— BEGIN Task data —
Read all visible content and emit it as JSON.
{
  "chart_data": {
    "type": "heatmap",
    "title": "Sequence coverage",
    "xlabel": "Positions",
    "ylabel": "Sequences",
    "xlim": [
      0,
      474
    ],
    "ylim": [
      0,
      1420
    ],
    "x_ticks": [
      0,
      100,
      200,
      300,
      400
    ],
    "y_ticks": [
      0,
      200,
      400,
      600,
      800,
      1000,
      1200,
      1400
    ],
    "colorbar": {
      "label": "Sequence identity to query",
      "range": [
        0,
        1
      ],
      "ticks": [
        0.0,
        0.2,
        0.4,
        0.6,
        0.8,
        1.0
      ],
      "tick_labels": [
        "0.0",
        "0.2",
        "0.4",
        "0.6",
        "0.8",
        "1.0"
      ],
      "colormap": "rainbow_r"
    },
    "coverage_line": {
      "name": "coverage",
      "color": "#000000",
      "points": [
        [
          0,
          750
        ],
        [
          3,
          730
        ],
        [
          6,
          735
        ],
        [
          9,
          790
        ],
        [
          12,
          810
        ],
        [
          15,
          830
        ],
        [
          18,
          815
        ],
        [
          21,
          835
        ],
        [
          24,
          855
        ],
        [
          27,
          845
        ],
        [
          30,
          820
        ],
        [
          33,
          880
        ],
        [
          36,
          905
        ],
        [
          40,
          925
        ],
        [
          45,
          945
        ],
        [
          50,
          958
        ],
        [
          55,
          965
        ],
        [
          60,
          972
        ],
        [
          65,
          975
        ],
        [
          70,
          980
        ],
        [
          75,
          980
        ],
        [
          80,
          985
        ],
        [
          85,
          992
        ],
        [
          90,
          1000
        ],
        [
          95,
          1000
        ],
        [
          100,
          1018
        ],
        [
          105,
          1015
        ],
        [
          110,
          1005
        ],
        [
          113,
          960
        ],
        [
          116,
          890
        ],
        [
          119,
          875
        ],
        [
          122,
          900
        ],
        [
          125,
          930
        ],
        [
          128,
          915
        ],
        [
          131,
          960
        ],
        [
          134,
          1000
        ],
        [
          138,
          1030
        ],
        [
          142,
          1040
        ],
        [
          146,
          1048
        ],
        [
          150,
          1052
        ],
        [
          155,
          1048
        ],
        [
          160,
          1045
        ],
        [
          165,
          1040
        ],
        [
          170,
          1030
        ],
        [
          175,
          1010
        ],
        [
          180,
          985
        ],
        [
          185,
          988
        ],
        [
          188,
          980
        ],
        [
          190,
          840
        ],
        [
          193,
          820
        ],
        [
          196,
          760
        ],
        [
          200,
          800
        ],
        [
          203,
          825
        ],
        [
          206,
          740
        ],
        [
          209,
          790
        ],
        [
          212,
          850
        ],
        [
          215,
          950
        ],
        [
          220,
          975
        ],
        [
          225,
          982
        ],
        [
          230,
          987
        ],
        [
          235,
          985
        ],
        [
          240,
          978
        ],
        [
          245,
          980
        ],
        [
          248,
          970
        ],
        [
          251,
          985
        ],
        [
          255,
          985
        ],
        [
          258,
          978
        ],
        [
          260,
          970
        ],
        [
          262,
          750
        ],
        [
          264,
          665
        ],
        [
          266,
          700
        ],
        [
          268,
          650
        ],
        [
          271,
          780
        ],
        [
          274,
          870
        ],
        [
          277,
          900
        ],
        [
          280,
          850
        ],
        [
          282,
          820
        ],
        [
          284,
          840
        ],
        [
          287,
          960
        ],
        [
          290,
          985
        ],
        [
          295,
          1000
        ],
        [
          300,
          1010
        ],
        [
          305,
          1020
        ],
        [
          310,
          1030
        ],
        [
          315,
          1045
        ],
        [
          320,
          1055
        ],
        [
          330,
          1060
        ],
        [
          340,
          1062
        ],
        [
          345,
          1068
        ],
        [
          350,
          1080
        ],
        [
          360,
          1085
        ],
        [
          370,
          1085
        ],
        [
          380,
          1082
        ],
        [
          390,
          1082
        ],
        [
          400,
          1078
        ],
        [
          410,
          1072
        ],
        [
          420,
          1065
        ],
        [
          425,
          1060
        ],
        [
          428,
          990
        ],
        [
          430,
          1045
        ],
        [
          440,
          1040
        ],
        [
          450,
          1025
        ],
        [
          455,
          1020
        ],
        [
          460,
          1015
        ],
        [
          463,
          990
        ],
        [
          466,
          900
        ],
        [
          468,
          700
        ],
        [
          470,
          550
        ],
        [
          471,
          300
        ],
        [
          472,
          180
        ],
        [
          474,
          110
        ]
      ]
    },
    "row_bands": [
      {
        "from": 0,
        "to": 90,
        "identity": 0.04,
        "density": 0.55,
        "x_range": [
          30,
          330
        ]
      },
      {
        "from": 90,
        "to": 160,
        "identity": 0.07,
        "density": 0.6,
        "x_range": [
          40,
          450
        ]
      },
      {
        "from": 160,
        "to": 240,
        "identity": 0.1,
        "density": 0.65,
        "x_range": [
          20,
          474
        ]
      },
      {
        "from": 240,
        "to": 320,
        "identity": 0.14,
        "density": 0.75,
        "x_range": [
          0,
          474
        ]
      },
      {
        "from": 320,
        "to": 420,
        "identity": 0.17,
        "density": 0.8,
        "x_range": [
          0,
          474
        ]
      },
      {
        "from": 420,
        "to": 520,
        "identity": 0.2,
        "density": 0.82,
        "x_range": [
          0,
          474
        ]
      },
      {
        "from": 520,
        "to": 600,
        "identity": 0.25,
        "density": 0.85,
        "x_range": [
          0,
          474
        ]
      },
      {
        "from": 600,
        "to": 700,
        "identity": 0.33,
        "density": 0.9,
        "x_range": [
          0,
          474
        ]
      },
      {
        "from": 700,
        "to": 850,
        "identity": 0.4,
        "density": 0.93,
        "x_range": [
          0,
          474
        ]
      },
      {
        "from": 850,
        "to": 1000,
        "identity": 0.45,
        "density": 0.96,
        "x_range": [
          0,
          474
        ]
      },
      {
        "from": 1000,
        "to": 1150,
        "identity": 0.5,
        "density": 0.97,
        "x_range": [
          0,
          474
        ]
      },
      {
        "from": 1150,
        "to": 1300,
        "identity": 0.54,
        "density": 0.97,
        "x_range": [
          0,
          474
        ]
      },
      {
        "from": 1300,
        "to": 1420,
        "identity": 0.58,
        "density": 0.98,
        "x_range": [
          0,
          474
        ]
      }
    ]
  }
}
— END Task data —
== Task details ==
Word for word, write out all of the data above.

== The answer ==
Read all visible content and emit it as JSON.
{
  "chart_data": {
    "type": "heatmap",
    "title": "Sequence coverage",
    "xlabel": "Positions",
    "ylabel": "Sequences",
    "xlim": [
      0,
      474
    ],
    "ylim": [
      0,
      1420
    ],
    "x_ticks": [
      0,
      100,
      200,
      300,
      400
    ],
    "y_ticks": [
      0,
      200,
      400,
      600,
      800,
      1000,
      1200,
      1400
    ],
    "colorbar": {
      "label": "Sequence identity to query",
      "range": [
        0,
        1
      ],
      "ticks": [
        0.0,
        0.2,
        0.4,
        0.6,
        0.8,
        1.0
      ],
      "tick_labels": [
        "0.0",
        "0.2",
        "0.4",
        "0.6",
        "0.8",
        "1.0"
      ],
      "colormap": "rainbow_r"
    },
    "coverage_line": {
      "name": "coverage",
      "color": "#000000",
      "points": [
        [
          0,
          750
        ],
        [
          3,
          730
        ],
        [
          6,
          735
        ],
        [
          9,
          790
        ],
        [
          12,
          810
        ],
        [
          15,
          830
        ],
        [
          18,
          815
        ],
        [
          21,
          835
        ],
        [
          24,
          855
        ],
        [
          27,
          845
        ],
        [
          30,
          820
        ],
        [
          33,
          880
        ],
        [
          36,
          905
        ],
        [
          40,
          925
        ],
        [
          45,
          945
        ],
        [
          50,
          958
        ],
        [
          55,
          965
        ],
        [
          60,
          972
        ],
        [
          65,
          975
        ],
        [
          70,
          980
        ],
        [
          75,
          980
        ],
        [
          80,
          985
        ],
        [
          85,
          992
        ],
        [
          90,
          1000
        ],
        [
          95,
          1000
        ],
        [
          100,
          1018
        ],
        [
          105,
          1015
        ],
        [
          110,
          1005
        ],
        [
          113,
          960
        ],
        [
          116,
          890
        ],
        [
          119,
          875
        ],
        [
          122,
          900
        ],
        [
          125,
          930
        ],
        [
          128,
          915
        ],
        [
          131,
          960
        ],
        [
          134,
          1000
        ],
        [
          138,
          1030
        ],
        [
          142,
          1040
        ],
        [
          146,
          1048
        ],
        [
          150,
          1052
        ],
        [
          155,
          1048
        ],
        [
          160,
          1045
        ],
        [
          165,
          1040
        ],
        [
          170,
          1030
        ],
        [
          175,
          1010
        ],
        [
          180,
          985
        ],
        [
          185,
          988
        ],
        [
          188,
          980
        ],
        [
          190,
          840
        ],
        [
          193,
          820
        ],
        [
          196,
          760
        ],
        [
          200,
          800
        ],
        [
          203,
          825
        ],
        [
          206,
          740
        ],
        [
          209,
          790
        ],
        [
          212,
          850
        ],
        [
          215,
          950
        ],
        [
          220,
          975
        ],
        [
          225,
          982
        ],
        [
          230,
          987
        ],
        [
          235,
          985
        ],
        [
          240,
          978
        ],
        [
          245,
          980
        ],
        [
          248,
          970
        ],
        [
          251,
          985
        ],
        [
          255,
          985
        ],
        [
          258,
          978
        ],
        [
          260,
          970
        ],
        [
          262,
          750
        ],
        [
          264,
          665
        ],
        [
          266,
          700
        ],
        [
          268,
          650
        ],
        [
          271,
          780
        ],
        [
          274,
          870
        ],
        [
          277,
          900
        ],
        [
          280,
          850
        ],
        [
          282,
          820
        ],
        [
          284,
          840
        ],
        [
          287,
          960
        ],
        [
          290,
          985
        ],
        [
          295,
          1000
        ],
        [
          300,
          1010
        ],
        [
          305,
          1020
        ],
        [
          310,
          1030
        ],
        [
          315,
          1045
        ],
        [
          320,
          1055
        ],
        [
          330,
          1060
        ],
        [
          340,
          1062
        ],
        [
          345,
          1068
        ],
        [
          350,
          1080
        ],
        [
          360,
          1085
        ],
        [
          370,
          1085
        ],
        [
          380,
          1082
        ],
        [
          390,
          1082
        ],
        [
          400,
          1078
        ],
        [
          410,
          1072
        ],
        [
          420,
          1065
        ],
        [
          425,
          1060
        ],
        [
          428,
          990
        ],
        [
          430,
          1045
        ],
        [
          440,
          1040
        ],
        [
          450,
          1025
        ],
        [
          455,
          1020
        ],
        [
          460,
          1015
        ],
        [
          463,
          990
        ],
        [
          466,
          900
        ],
        [
          468,
          700
        ],
        [
          470,
          550
        ],
        [
          471,
          300
        ],
        [
          472,
          180
        ],
        [
          474,
          110
        ]
      ]
    },
    "row_bands": [
      {
        "from": 0,
        "to": 90,
        "identity": 0.04,
        "density": 0.55,
        "x_range": [
          30,
          330
        ]
      },
      {
        "from": 90,
        "to": 160,
        "identity": 0.07,
        "density": 0.6,
        "x_range": [
          40,
          450
        ]
      },
      {
        "from": 160,
        "to": 240,
        "identity": 0.1,
        "density": 0.65,
        "x_range": [
          20,
          474
        ]
      },
      {
        "from": 240,
        "to": 320,
        "identity": 0.14,
        "density": 0.75,
        "x_range": [
          0,
          474
        ]
      },
      {
        "from": 320,
        "to": 420,
        "identity": 0.17,
        "density": 0.8,
        "x_range": [
          0,
          474
        ]
      },
      {
        "from": 420,
        "to": 520,
        "identity": 0.2,
        "density": 0.82,
        "x_range": [
          0,
          474
        ]
      },
      {
        "from": 520,
        "to": 600,
        "identity": 0.25,
        "density": 0.85,
        "x_range": [
          0,
          474
        ]
      },
      {
        "from": 600,
        "to": 700,
        "identity": 0.33,
        "density": 0.9,
        "x_range": [
          0,
          474
        ]
      },
      {
        "from": 700,
        "to": 850,
        "identity": 0.4,
        "density": 0.93,
        "x_range": [
          0,
          474
        ]
      },
      {
        "from": 850,
        "to": 1000,
        "identity": 0.45,
        "density": 0.96,
        "x_range": [
          0,
          474
        ]
      },
      {
        "from": 1000,
        "to": 1150,
        "identity": 0.5,
        "density": 0.97,
        "x_range": [
          0,
          474
        ]
      },
      {
        "from": 1150,
        "to": 1300,
        "identity": 0.54,
        "density": 0.97,
        "x_range": [
          0,
          474
        ]
      },
      {
        "from": 1300,
        "to": 1420,
        "identity": 0.58,
        "density": 0.98,
        "x_range": [
          0,
          474
        ]
      }
    ]
  }
}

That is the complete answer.